+++ Provided entries +++

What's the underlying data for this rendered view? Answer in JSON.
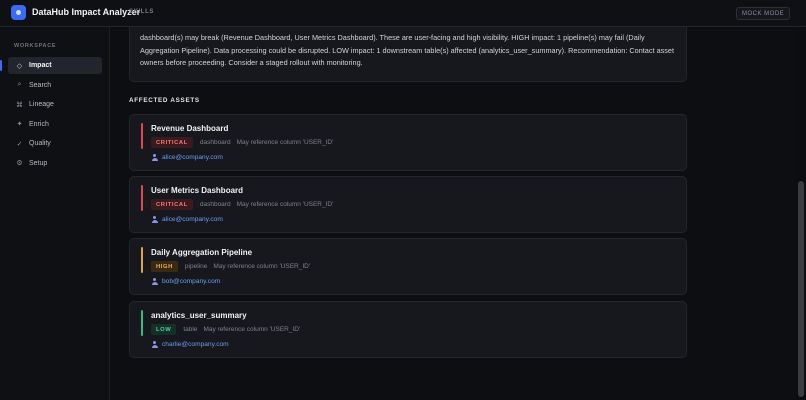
{
  "app": {
    "title": "DataHub Impact Analyzer",
    "badge": "SKILLS",
    "mock_mode": "MOCK MODE",
    "accent_color": "#3b6bf5"
  },
  "sidebar": {
    "section_label": "WORKSPACE",
    "items": [
      {
        "label": "Impact",
        "icon": "diamond-icon",
        "glyph": "◇",
        "active": true
      },
      {
        "label": "Search",
        "icon": "search-icon",
        "glyph": "⌕",
        "active": false
      },
      {
        "label": "Lineage",
        "icon": "lineage-icon",
        "glyph": "⌘",
        "active": false
      },
      {
        "label": "Enrich",
        "icon": "sparkle-icon",
        "glyph": "✦",
        "active": false
      },
      {
        "label": "Quality",
        "icon": "check-icon",
        "glyph": "✓",
        "active": false
      },
      {
        "label": "Setup",
        "icon": "gear-icon",
        "glyph": "⚙",
        "active": false
      }
    ]
  },
  "summary": {
    "text": "dashboard(s) may break (Revenue Dashboard, User Metrics Dashboard). These are user-facing and high visibility. HIGH impact: 1 pipeline(s) may fail (Daily Aggregation Pipeline). Data processing could be disrupted. LOW impact: 1 downstream table(s) affected (analytics_user_summary). Recommendation: Contact asset owners before proceeding. Consider a staged rollout with monitoring."
  },
  "assets": {
    "section_label": "AFFECTED ASSETS",
    "items": [
      {
        "name": "Revenue Dashboard",
        "severity": "CRITICAL",
        "type": "dashboard",
        "note": "May reference column 'USER_ID'",
        "owner": "alice@company.com",
        "accent": "#e0474c",
        "badge_bg": "#3a1a1c",
        "badge_fg": "#f07a7e"
      },
      {
        "name": "User Metrics Dashboard",
        "severity": "CRITICAL",
        "type": "dashboard",
        "note": "May reference column 'USER_ID'",
        "owner": "alice@company.com",
        "accent": "#e0474c",
        "badge_bg": "#3a1a1c",
        "badge_fg": "#f07a7e"
      },
      {
        "name": "Daily Aggregation Pipeline",
        "severity": "HIGH",
        "type": "pipeline",
        "note": "May reference column 'USER_ID'",
        "owner": "bob@company.com",
        "accent": "#e8a23a",
        "badge_bg": "#3a2a14",
        "badge_fg": "#f0b054"
      },
      {
        "name": "analytics_user_summary",
        "severity": "LOW",
        "type": "table",
        "note": "May reference column 'USER_ID'",
        "owner": "charlie@company.com",
        "accent": "#2fbf7e",
        "badge_bg": "#15302a",
        "badge_fg": "#4fd494"
      }
    ]
  }
}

+++

Problem details
Reproduce the records verbatim, omitting all images they contain.

The answer
What's the underlying data for this rendered view? Answer in JSON.
{
  "app": {
    "title": "DataHub Impact Analyzer",
    "badge": "SKILLS",
    "mock_mode": "MOCK MODE",
    "accent_color": "#3b6bf5"
  },
  "sidebar": {
    "section_label": "WORKSPACE",
    "items": [
      {
        "label": "Impact",
        "icon": "diamond-icon",
        "glyph": "◇",
        "active": true
      },
      {
        "label": "Search",
        "icon": "search-icon",
        "glyph": "⌕",
        "active": false
      },
      {
        "label": "Lineage",
        "icon": "lineage-icon",
        "glyph": "⌘",
        "active": false
      },
      {
        "label": "Enrich",
        "icon": "sparkle-icon",
        "glyph": "✦",
        "active": false
      },
      {
        "label": "Quality",
        "icon": "check-icon",
        "glyph": "✓",
        "active": false
      },
      {
        "label": "Setup",
        "icon": "gear-icon",
        "glyph": "⚙",
        "active": false
      }
    ]
  },
  "summary": {
    "text": "dashboard(s) may break (Revenue Dashboard, User Metrics Dashboard). These are user-facing and high visibility. HIGH impact: 1 pipeline(s) may fail (Daily Aggregation Pipeline). Data processing could be disrupted. LOW impact: 1 downstream table(s) affected (analytics_user_summary). Recommendation: Contact asset owners before proceeding. Consider a staged rollout with monitoring."
  },
  "assets": {
    "section_label": "AFFECTED ASSETS",
    "items": [
      {
        "name": "Revenue Dashboard",
        "severity": "CRITICAL",
        "type": "dashboard",
        "note": "May reference column 'USER_ID'",
        "owner": "alice@company.com",
        "accent": "#e0474c",
        "badge_bg": "#3a1a1c",
        "badge_fg": "#f07a7e"
      },
      {
        "name": "User Metrics Dashboard",
        "severity": "CRITICAL",
        "type": "dashboard",
        "note": "May reference column 'USER_ID'",
        "owner": "alice@company.com",
        "accent": "#e0474c",
        "badge_bg": "#3a1a1c",
        "badge_fg": "#f07a7e"
      },
      {
        "name": "Daily Aggregation Pipeline",
        "severity": "HIGH",
        "type": "pipeline",
        "note": "May reference column 'USER_ID'",
        "owner": "bob@company.com",
        "accent": "#e8a23a",
        "badge_bg": "#3a2a14",
        "badge_fg": "#f0b054"
      },
      {
        "name": "analytics_user_summary",
        "severity": "LOW",
        "type": "table",
        "note": "May reference column 'USER_ID'",
        "owner": "charlie@company.com",
        "accent": "#2fbf7e",
        "badge_bg": "#15302a",
        "badge_fg": "#4fd494"
      }
    ]
  }
}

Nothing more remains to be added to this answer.